_Task material_
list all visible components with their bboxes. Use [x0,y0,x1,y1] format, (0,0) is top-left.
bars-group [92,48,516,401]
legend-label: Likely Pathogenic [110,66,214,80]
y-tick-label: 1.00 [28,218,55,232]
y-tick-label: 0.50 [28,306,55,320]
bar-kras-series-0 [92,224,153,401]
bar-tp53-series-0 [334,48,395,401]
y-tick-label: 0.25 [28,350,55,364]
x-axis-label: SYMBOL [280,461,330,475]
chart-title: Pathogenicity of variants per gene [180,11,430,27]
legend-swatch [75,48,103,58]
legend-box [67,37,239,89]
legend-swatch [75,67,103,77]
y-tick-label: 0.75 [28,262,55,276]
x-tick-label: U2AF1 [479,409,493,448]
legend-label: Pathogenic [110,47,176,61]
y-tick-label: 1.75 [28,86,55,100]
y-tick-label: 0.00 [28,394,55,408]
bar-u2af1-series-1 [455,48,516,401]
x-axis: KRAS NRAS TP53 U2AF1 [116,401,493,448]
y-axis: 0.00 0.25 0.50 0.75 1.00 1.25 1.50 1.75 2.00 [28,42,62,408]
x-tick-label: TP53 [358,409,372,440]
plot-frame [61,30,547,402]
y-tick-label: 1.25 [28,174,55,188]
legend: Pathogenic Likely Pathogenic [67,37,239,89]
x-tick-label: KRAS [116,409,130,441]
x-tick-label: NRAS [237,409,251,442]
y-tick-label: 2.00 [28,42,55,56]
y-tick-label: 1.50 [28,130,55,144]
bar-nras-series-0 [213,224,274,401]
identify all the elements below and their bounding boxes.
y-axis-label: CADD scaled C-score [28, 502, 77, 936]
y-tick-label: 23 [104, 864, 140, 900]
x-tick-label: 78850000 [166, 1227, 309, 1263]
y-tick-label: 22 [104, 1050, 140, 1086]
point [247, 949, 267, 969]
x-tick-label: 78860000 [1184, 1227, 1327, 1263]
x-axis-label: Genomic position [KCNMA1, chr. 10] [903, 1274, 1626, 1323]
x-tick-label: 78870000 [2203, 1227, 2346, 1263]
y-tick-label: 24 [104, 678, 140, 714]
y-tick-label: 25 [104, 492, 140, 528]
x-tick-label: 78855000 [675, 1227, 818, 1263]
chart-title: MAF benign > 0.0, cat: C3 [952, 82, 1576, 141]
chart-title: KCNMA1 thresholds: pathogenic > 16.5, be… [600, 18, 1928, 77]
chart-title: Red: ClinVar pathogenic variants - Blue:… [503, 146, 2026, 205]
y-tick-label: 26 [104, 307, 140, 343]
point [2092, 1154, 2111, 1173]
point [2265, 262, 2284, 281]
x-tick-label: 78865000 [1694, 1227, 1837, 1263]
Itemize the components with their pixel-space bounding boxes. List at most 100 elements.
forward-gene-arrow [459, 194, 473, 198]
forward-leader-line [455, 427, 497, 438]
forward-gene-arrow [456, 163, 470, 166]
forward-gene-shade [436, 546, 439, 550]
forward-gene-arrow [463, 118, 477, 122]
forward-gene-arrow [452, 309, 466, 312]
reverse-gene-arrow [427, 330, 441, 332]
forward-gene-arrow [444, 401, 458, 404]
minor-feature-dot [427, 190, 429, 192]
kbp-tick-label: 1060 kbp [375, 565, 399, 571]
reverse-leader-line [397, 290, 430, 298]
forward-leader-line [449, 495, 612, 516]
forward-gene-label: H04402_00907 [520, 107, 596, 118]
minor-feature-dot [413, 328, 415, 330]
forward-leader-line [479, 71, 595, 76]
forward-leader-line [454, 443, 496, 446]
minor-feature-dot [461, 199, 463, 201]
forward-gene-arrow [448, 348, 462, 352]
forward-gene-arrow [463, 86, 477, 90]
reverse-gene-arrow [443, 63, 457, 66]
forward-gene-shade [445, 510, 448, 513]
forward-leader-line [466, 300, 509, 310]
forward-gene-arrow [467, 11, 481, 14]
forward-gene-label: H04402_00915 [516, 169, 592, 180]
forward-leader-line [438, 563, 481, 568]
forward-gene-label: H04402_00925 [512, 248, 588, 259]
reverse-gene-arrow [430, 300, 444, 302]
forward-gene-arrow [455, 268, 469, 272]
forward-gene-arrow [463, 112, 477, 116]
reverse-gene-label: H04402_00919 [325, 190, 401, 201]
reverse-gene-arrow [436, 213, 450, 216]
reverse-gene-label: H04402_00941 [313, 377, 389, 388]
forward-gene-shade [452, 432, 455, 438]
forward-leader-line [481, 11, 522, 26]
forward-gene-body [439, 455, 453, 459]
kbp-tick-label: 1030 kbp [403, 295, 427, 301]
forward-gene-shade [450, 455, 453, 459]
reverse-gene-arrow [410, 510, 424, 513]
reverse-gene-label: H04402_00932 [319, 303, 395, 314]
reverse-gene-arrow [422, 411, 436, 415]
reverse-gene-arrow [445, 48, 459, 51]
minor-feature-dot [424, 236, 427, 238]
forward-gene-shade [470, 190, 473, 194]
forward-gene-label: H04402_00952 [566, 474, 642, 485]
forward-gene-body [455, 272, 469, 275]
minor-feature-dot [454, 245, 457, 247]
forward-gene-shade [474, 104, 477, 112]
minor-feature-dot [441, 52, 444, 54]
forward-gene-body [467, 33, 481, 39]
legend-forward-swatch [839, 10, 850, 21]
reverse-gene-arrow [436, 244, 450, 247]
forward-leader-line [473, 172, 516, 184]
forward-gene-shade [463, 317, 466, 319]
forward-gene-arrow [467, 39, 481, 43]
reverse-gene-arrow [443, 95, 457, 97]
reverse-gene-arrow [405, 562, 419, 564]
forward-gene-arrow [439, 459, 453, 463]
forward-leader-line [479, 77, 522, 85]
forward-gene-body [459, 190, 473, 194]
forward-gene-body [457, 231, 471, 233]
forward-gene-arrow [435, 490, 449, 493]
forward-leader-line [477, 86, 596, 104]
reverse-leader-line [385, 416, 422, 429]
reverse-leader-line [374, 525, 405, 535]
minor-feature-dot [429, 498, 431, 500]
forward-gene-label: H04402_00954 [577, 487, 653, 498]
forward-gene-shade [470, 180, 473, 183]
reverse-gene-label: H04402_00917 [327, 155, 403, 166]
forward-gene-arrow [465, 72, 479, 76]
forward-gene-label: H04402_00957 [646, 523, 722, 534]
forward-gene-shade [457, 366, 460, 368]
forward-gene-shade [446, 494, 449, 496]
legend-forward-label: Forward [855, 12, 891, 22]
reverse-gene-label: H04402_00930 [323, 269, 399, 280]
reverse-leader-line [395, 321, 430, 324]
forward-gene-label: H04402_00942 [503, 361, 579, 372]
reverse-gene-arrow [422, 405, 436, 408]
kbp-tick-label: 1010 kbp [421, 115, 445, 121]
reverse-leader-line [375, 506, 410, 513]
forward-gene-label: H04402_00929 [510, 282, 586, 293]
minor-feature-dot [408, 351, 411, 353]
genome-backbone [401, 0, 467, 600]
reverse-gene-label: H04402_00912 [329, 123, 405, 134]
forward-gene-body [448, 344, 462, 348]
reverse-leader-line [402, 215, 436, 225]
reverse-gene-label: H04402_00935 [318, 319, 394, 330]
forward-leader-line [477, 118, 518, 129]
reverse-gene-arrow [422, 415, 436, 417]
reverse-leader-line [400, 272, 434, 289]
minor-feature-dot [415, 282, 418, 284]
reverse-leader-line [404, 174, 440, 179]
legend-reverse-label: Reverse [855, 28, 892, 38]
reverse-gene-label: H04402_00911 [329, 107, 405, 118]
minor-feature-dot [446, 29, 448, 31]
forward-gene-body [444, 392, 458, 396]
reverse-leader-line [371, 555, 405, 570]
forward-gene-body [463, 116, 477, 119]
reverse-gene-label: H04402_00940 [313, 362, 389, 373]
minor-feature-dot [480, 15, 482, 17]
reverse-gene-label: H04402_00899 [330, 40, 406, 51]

_Exercise_
Taking the listing line by line, count those with the word "bounding" and report that number only.

_Response_
2